EXERCISE REQUIREMENTS: Copy the items from the line with "pct-7d: 22.6% bbox=[760, 623, 812, 639]" to the line with "category-link[interactable]: Cross-chain Communication", substituting "arrow-up-icon" for "caret-up-icon" and leaving everything else unchanged.

--- begin GIVEN DATA ---

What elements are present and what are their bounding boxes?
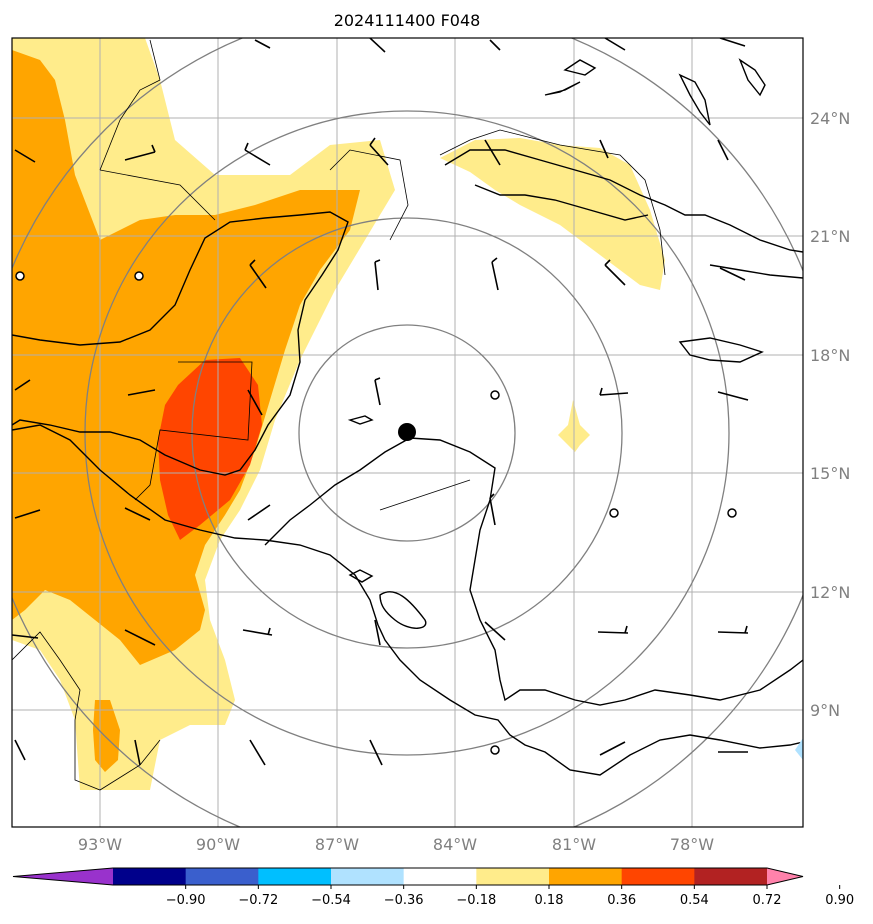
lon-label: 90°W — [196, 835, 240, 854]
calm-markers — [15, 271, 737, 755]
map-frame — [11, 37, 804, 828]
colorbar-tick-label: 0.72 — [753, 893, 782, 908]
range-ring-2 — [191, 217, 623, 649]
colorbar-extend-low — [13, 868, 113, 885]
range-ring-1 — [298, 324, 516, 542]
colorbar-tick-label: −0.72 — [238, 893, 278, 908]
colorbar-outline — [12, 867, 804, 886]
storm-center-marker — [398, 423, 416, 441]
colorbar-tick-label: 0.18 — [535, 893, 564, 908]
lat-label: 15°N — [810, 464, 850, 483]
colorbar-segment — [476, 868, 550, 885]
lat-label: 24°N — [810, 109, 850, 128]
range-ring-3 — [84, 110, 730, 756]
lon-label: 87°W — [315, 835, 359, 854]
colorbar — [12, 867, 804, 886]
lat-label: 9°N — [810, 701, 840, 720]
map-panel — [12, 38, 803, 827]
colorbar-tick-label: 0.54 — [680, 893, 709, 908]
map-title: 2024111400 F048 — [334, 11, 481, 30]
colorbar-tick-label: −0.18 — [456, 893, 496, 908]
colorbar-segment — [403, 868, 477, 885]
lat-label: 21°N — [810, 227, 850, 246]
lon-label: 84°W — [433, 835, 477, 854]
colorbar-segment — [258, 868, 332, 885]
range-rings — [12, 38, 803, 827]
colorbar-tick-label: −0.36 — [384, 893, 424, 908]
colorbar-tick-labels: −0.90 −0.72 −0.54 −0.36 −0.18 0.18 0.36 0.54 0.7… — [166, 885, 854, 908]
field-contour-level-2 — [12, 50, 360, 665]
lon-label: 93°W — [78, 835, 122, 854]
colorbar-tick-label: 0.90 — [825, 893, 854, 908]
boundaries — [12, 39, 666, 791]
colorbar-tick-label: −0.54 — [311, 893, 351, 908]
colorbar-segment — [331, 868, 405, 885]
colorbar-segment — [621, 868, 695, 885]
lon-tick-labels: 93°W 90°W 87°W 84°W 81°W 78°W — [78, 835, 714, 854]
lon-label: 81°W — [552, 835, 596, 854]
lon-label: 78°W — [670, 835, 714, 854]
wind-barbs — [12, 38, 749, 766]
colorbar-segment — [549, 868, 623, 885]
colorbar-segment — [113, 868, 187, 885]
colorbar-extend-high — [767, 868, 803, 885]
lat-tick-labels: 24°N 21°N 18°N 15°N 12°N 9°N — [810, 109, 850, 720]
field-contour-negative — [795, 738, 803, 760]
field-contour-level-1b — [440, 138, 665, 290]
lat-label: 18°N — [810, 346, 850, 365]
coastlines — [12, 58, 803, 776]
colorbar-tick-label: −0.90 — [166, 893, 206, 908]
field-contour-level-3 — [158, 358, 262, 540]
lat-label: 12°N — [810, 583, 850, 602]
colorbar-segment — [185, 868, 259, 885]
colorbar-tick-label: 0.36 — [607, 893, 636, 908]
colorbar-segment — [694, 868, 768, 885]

--- end GIVEN DATA ---
--- begin GIVEN DATA ---

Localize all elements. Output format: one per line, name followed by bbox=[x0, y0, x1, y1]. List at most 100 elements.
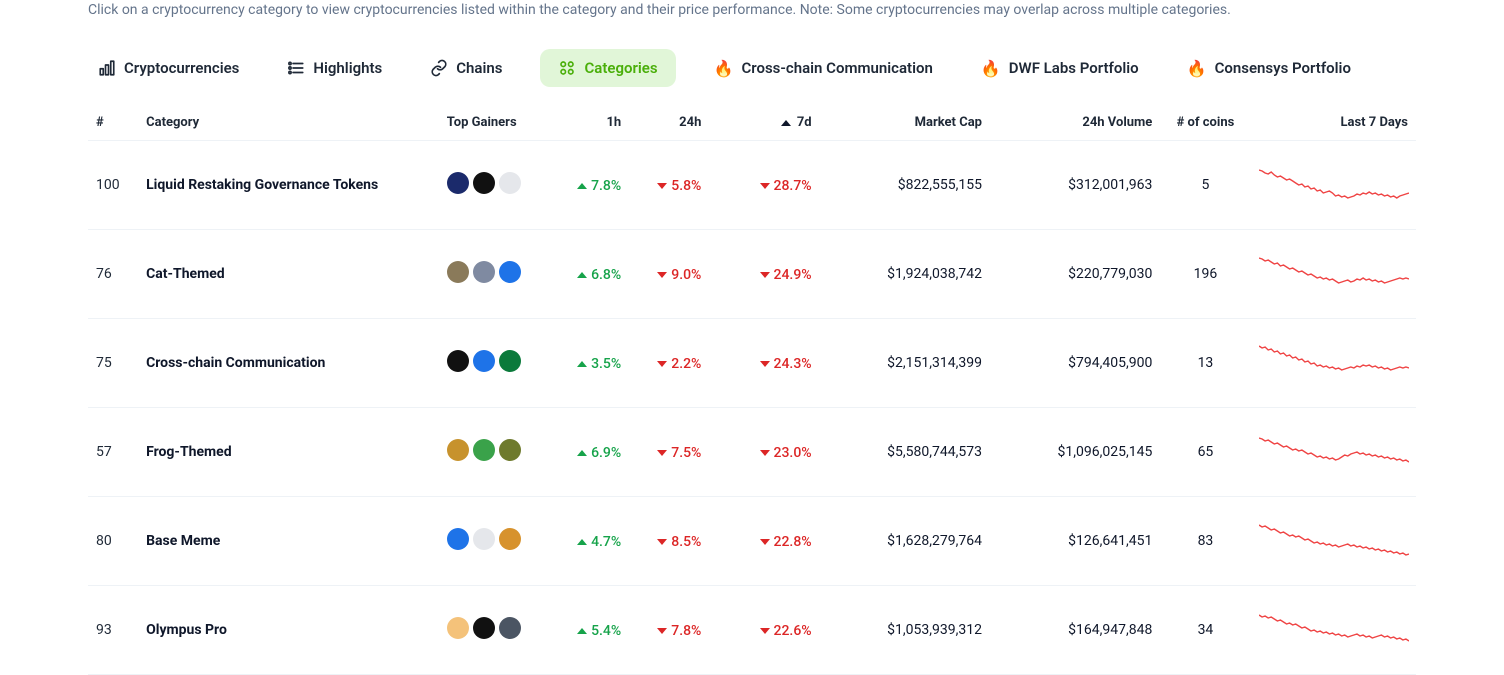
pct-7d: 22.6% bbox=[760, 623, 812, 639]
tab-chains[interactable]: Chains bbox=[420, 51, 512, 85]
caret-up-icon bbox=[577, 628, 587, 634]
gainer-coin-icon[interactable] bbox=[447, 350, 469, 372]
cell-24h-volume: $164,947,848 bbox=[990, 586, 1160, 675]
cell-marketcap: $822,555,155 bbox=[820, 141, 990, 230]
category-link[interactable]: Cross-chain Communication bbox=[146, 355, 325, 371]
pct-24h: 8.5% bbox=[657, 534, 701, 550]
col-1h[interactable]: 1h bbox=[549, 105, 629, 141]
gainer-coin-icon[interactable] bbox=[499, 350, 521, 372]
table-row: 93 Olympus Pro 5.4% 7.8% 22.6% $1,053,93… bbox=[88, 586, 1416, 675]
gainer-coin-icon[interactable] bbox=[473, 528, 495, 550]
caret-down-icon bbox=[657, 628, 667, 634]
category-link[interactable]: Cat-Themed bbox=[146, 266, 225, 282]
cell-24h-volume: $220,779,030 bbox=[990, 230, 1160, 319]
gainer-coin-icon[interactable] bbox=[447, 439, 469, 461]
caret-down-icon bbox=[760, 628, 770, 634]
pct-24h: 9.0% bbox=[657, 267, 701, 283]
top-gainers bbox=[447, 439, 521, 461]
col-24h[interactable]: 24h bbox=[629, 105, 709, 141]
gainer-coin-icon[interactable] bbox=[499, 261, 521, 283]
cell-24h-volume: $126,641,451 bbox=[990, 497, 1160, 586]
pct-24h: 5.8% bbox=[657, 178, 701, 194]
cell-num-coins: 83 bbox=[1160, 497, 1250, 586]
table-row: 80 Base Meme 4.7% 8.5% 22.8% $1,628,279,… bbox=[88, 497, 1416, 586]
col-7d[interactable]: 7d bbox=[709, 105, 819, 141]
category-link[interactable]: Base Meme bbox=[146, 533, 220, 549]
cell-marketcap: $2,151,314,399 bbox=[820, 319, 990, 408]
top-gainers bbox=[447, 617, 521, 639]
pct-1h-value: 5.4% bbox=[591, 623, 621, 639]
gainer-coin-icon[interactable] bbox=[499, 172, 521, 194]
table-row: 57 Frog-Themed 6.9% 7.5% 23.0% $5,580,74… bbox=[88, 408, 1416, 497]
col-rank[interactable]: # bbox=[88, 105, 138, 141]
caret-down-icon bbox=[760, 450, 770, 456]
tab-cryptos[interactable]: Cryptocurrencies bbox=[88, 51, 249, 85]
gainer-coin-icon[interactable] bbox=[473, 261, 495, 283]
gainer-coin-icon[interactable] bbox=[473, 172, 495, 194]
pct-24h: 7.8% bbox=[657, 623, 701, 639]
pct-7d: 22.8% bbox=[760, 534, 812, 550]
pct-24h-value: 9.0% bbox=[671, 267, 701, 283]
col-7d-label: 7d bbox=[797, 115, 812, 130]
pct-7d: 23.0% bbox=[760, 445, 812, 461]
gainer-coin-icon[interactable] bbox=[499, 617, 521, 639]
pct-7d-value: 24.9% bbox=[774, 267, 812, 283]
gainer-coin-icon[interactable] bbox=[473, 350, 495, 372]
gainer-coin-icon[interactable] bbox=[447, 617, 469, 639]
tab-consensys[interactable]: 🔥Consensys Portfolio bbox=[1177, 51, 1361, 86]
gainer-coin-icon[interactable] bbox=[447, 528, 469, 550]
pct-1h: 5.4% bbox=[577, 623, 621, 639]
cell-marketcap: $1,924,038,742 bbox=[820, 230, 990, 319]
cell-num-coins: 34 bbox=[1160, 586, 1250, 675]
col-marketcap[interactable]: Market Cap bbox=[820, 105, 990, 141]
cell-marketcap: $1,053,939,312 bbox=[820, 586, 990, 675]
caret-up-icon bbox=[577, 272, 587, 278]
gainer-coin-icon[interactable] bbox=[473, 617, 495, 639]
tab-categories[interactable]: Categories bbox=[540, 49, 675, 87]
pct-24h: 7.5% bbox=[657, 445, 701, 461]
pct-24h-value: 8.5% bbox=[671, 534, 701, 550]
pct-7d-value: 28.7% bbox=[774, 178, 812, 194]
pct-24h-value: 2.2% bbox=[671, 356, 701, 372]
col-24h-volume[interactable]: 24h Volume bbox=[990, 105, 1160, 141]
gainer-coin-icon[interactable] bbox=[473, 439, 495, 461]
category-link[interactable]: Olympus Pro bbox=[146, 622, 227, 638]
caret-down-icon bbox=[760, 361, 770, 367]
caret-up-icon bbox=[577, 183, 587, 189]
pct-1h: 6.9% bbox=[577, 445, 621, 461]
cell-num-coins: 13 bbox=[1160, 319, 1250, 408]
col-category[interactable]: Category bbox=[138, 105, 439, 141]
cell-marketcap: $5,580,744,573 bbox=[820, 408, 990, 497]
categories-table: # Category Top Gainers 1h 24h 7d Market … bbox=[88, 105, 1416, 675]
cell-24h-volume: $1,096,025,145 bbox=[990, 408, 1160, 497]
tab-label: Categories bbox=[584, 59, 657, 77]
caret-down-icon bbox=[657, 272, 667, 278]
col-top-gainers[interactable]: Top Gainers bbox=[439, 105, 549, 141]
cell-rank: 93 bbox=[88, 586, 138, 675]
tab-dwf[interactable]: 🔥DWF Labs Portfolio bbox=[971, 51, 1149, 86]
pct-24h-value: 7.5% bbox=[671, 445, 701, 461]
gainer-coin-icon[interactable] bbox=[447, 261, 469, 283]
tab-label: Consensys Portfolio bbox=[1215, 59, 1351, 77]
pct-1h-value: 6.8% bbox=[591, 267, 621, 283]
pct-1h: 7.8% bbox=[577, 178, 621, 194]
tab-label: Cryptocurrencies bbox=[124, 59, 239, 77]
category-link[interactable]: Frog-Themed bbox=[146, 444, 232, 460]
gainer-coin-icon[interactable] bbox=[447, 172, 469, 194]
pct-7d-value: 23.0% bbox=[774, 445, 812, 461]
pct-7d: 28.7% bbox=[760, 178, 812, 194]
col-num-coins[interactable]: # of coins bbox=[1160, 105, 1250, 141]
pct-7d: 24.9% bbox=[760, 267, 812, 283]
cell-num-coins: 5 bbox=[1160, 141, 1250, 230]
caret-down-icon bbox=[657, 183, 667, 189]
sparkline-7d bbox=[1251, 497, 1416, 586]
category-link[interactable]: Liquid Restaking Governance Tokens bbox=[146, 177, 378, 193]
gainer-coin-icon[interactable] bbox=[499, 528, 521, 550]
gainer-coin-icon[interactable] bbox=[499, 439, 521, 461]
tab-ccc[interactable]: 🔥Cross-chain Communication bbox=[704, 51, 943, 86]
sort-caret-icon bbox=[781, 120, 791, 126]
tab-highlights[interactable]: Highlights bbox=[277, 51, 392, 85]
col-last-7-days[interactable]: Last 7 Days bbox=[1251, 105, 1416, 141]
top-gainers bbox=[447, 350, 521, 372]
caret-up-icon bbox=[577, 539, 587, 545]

--- end GIVEN DATA ---

SOLUTION TO THE EXERCISE:
pct-7d: 22.6% bbox=[760, 623, 812, 639]
tab-chains[interactable]: Chains bbox=[420, 51, 512, 85]
arrow-up-icon bbox=[577, 628, 587, 634]
gainer-coin-icon[interactable] bbox=[447, 350, 469, 372]
cell-24h-volume: $164,947,848 bbox=[990, 586, 1160, 675]
cell-marketcap: $822,555,155 bbox=[820, 141, 990, 230]
category-link[interactable]: Cross-chain Communication bbox=[146, 355, 325, 371]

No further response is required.